Goal: Rewrite the material below, replacing every "log-line" with "log-entry" and changing nothing else. Omit the pictures.

The data:
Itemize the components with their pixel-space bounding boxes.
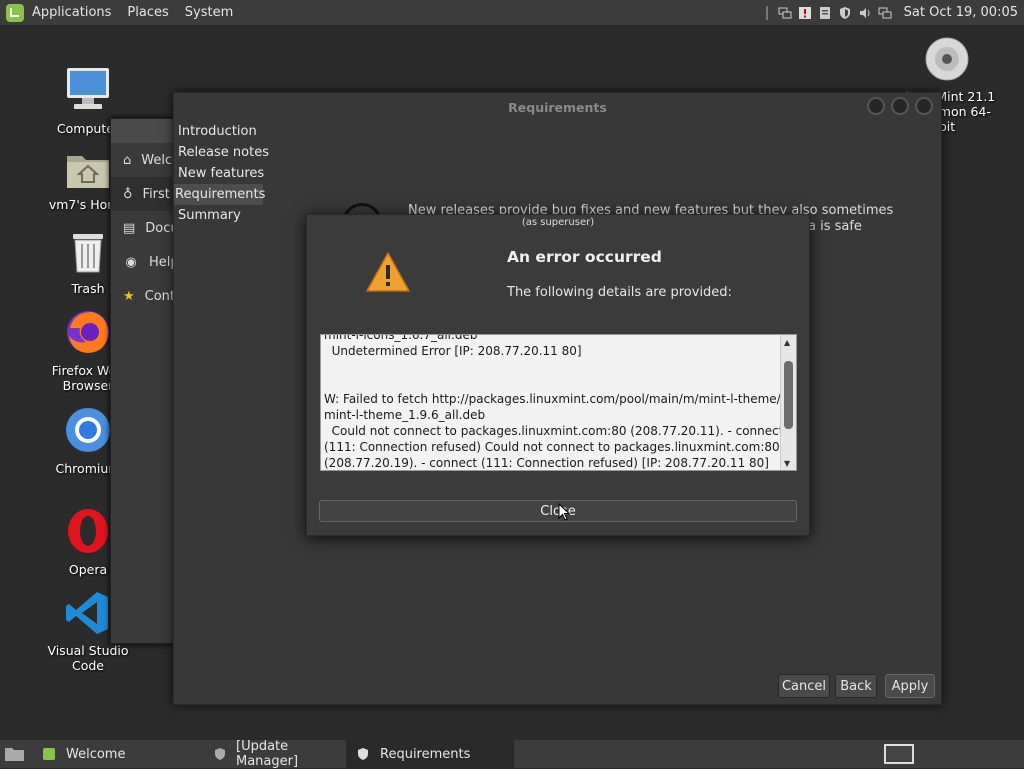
chromium-icon <box>66 408 110 452</box>
minimize-button[interactable] <box>867 97 885 115</box>
top-panel: Applications Places System Sat Oct 19, 0… <box>0 0 1024 26</box>
error-log-content: mint-l-icons_1.6.7_all.deb Undetermined … <box>324 334 784 470</box>
requirements-titlebar[interactable]: Requirements <box>174 93 941 121</box>
back-button[interactable]: Back <box>835 674 877 698</box>
desktop-icon-label: Visual Studio Code <box>47 643 129 673</box>
welcome-item-contribute[interactable]: ★Contribute <box>111 279 181 313</box>
bottom-panel: Welcome [Update Manager] Requirements <box>0 739 1024 769</box>
window-title: Requirements <box>508 99 607 115</box>
log-scrollbar[interactable]: ▲ ▼ <box>780 335 796 470</box>
cancel-button[interactable]: Cancel <box>778 674 830 698</box>
star-icon: ★ <box>123 288 135 304</box>
taskbar-item-update-manager[interactable]: [Update Manager] <box>178 739 346 769</box>
sidebar-item-introduction[interactable]: Introduction <box>174 121 266 142</box>
dialog-subtitle: (as superuser) <box>521 217 595 228</box>
error-dialog[interactable]: (as superuser) An error occurred The fol… <box>306 214 810 536</box>
computer-icon <box>67 68 109 109</box>
bulb-icon: ♁ <box>123 186 133 202</box>
shield-icon[interactable] <box>838 6 852 20</box>
shield-icon <box>356 747 370 761</box>
menu-system[interactable]: System <box>177 0 241 25</box>
sidebar-item-release-notes[interactable]: Release notes <box>174 142 269 163</box>
clock[interactable]: Sat Oct 19, 00:05 <box>898 5 1018 20</box>
trash-icon <box>73 234 103 273</box>
log-line: (208.77.20.19). - connect (111: Connecti… <box>324 456 769 470</box>
document-icon: ▤ <box>123 220 136 236</box>
mouse-cursor-icon <box>558 503 570 521</box>
maximize-button[interactable] <box>891 97 909 115</box>
home-folder-icon <box>67 156 109 188</box>
system-tray: Sat Oct 19, 00:05 <box>765 0 1024 25</box>
menu-places[interactable]: Places <box>119 0 176 25</box>
taskbar-item-welcome[interactable]: Welcome <box>32 740 178 768</box>
welcome-item-welcome[interactable]: ⌂Welcome <box>111 143 181 177</box>
home-icon: ⌂ <box>123 152 132 168</box>
tray-separator <box>765 5 768 20</box>
log-line: Undetermined Error [IP: 208.77.20.11 80] <box>324 344 582 358</box>
mint-logo-icon <box>42 747 56 761</box>
welcome-item-help[interactable]: ◉ Help <box>111 245 181 279</box>
sidebar-item-requirements[interactable]: Requirements <box>174 184 265 205</box>
volume-icon[interactable] <box>858 6 872 20</box>
welcome-item-documentation[interactable]: ▤Documentation <box>111 211 181 245</box>
scroll-up-icon[interactable]: ▲ <box>784 338 790 347</box>
mint-menu-icon[interactable] <box>6 3 24 22</box>
welcome-window[interactable]: ⌂Welcome ♁First Steps ▤Documentation ◉He… <box>110 118 182 644</box>
menu-applications[interactable]: Applications <box>28 0 119 25</box>
dialog-description: The following details are provided: <box>507 285 732 300</box>
update-alert-icon[interactable] <box>798 6 812 20</box>
disc-icon <box>925 37 969 81</box>
network-icon[interactable] <box>778 6 792 20</box>
window-controls <box>867 97 933 115</box>
error-log-textview[interactable]: mint-l-icons_1.6.7_all.deb Undetermined … <box>320 334 797 471</box>
update-manager-icon[interactable] <box>818 6 832 20</box>
scroll-down-icon[interactable]: ▼ <box>784 459 790 468</box>
log-line: (111: Connection refused) Could not conn… <box>324 440 780 454</box>
apply-button[interactable]: Apply <box>885 674 935 698</box>
workspace-switcher[interactable] <box>884 744 914 764</box>
help-icon: ◉ <box>125 254 137 270</box>
close-window-button[interactable] <box>915 97 933 115</box>
firefox-icon <box>67 311 109 353</box>
sidebar-item-summary[interactable]: Summary <box>174 205 266 226</box>
log-line: mint-l-theme_1.9.6_all.deb <box>324 408 486 422</box>
sidebar-item-new-features[interactable]: New features <box>174 163 266 184</box>
shield-icon <box>214 747 226 761</box>
opera-icon <box>68 509 108 553</box>
warning-icon <box>366 252 410 292</box>
network-wired-icon[interactable] <box>878 6 892 20</box>
welcome-item-first-steps[interactable]: ♁First Steps <box>111 177 181 211</box>
requirements-sidebar: Introduction Release notes New features … <box>174 121 269 226</box>
log-line: W: Failed to fetch http://packages.linux… <box>324 392 781 406</box>
vscode-icon <box>66 592 108 634</box>
taskbar-item-requirements[interactable]: Requirements <box>346 740 514 768</box>
scrollbar-thumb[interactable] <box>784 361 793 429</box>
log-line: Could not connect to packages.linuxmint.… <box>324 424 784 438</box>
show-desktop-folder-icon[interactable] <box>4 746 26 762</box>
dialog-title: An error occurred <box>507 248 662 266</box>
welcome-titlebar[interactable] <box>111 119 181 143</box>
log-line: mint-l-icons_1.6.7_all.deb <box>324 334 478 342</box>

Task output:
Itemize the components with their pixel-space bounding boxes.
chromium-icon <box>66 408 110 452</box>
minimize-button[interactable] <box>867 97 885 115</box>
top-panel: Applications Places System Sat Oct 19, 0… <box>0 0 1024 26</box>
error-log-content: mint-l-icons_1.6.7_all.deb Undetermined … <box>324 334 784 470</box>
requirements-titlebar[interactable]: Requirements <box>174 93 941 121</box>
back-button[interactable]: Back <box>835 674 877 698</box>
desktop-icon-label: Visual Studio Code <box>47 643 129 673</box>
welcome-item-contribute[interactable]: ★Contribute <box>111 279 181 313</box>
bottom-panel: Welcome [Update Manager] Requirements <box>0 739 1024 769</box>
window-title: Requirements <box>508 99 607 115</box>
log-scrollbar[interactable]: ▲ ▼ <box>780 335 796 470</box>
cancel-button[interactable]: Cancel <box>778 674 830 698</box>
star-icon: ★ <box>123 288 135 304</box>
taskbar-item-update-manager[interactable]: [Update Manager] <box>178 739 346 769</box>
sidebar-item-introduction[interactable]: Introduction <box>174 121 266 142</box>
dialog-subtitle: (as superuser) <box>521 217 595 228</box>
error-dialog[interactable]: (as superuser) An error occurred The fol… <box>306 214 810 536</box>
computer-icon <box>67 68 109 109</box>
bulb-icon: ♁ <box>123 186 133 202</box>
shield-icon[interactable] <box>838 6 852 20</box>
shield-icon <box>356 747 370 761</box>
menu-system[interactable]: System <box>177 0 241 25</box>
sidebar-item-release-notes[interactable]: Release notes <box>174 142 269 163</box>
clock[interactable]: Sat Oct 19, 00:05 <box>898 5 1018 20</box>
trash-icon <box>73 234 103 273</box>
log-entry: (208.77.20.19). - connect (111: Connecti… <box>324 456 769 470</box>
document-icon: ▤ <box>123 220 136 236</box>
mouse-cursor-icon <box>558 503 570 521</box>
maximize-button[interactable] <box>891 97 909 115</box>
home-folder-icon <box>67 156 109 188</box>
system-tray: Sat Oct 19, 00:05 <box>765 0 1024 25</box>
menu-places[interactable]: Places <box>119 0 176 25</box>
taskbar-item-welcome[interactable]: Welcome <box>32 740 178 768</box>
welcome-item-welcome[interactable]: ⌂Welcome <box>111 143 181 177</box>
home-icon: ⌂ <box>123 152 132 168</box>
tray-separator <box>765 5 768 20</box>
log-entry: Undetermined Error [IP: 208.77.20.11 80] <box>324 344 582 358</box>
mint-logo-icon <box>42 747 56 761</box>
welcome-item-help[interactable]: ◉ Help <box>111 245 181 279</box>
sidebar-item-requirements[interactable]: Requirements <box>174 184 265 205</box>
volume-icon[interactable] <box>858 6 872 20</box>
welcome-item-documentation[interactable]: ▤Documentation <box>111 211 181 245</box>
scroll-up-icon[interactable]: ▲ <box>784 338 790 347</box>
mint-menu-icon[interactable] <box>6 3 24 22</box>
welcome-window[interactable]: ⌂Welcome ♁First Steps ▤Documentation ◉He… <box>110 118 182 644</box>
menu-applications[interactable]: Applications <box>28 0 119 25</box>
dialog-description: The following details are provided: <box>507 285 732 300</box>
update-alert-icon[interactable] <box>798 6 812 20</box>
disc-icon <box>925 37 969 81</box>
network-icon[interactable] <box>778 6 792 20</box>
window-controls <box>867 97 933 115</box>
error-log-textview[interactable]: mint-l-icons_1.6.7_all.deb Undetermined … <box>320 334 797 471</box>
update-manager-icon[interactable] <box>818 6 832 20</box>
scroll-down-icon[interactable]: ▼ <box>784 459 790 468</box>
log-entry: (111: Connection refused) Could not conn… <box>324 440 780 454</box>
apply-button[interactable]: Apply <box>885 674 935 698</box>
workspace-switcher[interactable] <box>884 744 914 764</box>
help-icon: ◉ <box>125 254 137 270</box>
close-window-button[interactable] <box>915 97 933 115</box>
firefox-icon <box>67 311 109 353</box>
sidebar-item-summary[interactable]: Summary <box>174 205 266 226</box>
log-entry: mint-l-theme_1.9.6_all.deb <box>324 408 486 422</box>
sidebar-item-new-features[interactable]: New features <box>174 163 266 184</box>
shield-icon <box>214 747 226 761</box>
opera-icon <box>68 509 108 553</box>
warning-icon <box>366 252 410 292</box>
network-wired-icon[interactable] <box>878 6 892 20</box>
welcome-item-first-steps[interactable]: ♁First Steps <box>111 177 181 211</box>
requirements-sidebar: Introduction Release notes New features … <box>174 121 269 226</box>
log-entry: W: Failed to fetch http://packages.linux… <box>324 392 781 406</box>
vscode-icon <box>66 592 108 634</box>
taskbar-item-requirements[interactable]: Requirements <box>346 740 514 768</box>
scrollbar-thumb[interactable] <box>784 361 793 429</box>
log-entry: Could not connect to packages.linuxmint.… <box>324 424 784 438</box>
show-desktop-folder-icon[interactable] <box>4 746 26 762</box>
dialog-title: An error occurred <box>507 248 662 266</box>
welcome-titlebar[interactable] <box>111 119 181 143</box>
log-entry: mint-l-icons_1.6.7_all.deb <box>324 334 478 342</box>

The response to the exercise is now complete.